→ **What you will do**
Check every line below for the word "chevron" and show those that hold it.

→ **Excerpted data**
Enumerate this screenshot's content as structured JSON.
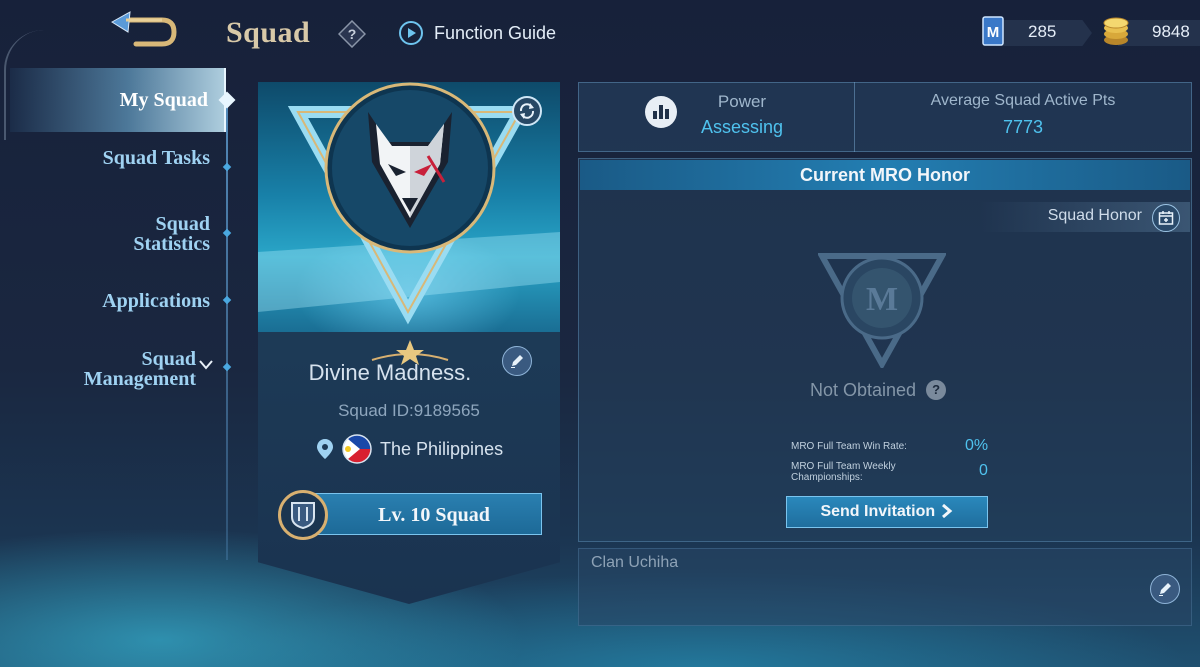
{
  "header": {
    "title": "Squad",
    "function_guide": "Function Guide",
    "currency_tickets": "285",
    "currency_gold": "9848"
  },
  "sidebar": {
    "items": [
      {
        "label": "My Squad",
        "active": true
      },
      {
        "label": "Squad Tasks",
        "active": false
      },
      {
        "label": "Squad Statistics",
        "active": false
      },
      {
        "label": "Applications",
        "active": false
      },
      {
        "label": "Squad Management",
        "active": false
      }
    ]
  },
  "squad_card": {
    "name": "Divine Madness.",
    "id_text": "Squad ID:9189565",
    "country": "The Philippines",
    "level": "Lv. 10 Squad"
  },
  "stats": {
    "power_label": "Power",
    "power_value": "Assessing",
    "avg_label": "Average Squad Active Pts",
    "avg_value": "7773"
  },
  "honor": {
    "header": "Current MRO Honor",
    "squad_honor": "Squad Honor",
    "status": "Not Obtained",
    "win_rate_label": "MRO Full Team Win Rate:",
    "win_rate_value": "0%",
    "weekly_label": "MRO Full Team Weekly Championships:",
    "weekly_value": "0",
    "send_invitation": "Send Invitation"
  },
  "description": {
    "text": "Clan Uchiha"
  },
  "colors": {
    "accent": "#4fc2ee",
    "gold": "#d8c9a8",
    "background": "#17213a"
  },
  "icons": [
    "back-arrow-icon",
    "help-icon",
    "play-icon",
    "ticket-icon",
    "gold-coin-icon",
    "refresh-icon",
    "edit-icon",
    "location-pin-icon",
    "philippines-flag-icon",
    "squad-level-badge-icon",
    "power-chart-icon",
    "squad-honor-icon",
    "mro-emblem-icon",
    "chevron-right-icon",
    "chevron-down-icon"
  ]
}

→ **Response below**
    "chevron-right-icon",
    "chevron-down-icon"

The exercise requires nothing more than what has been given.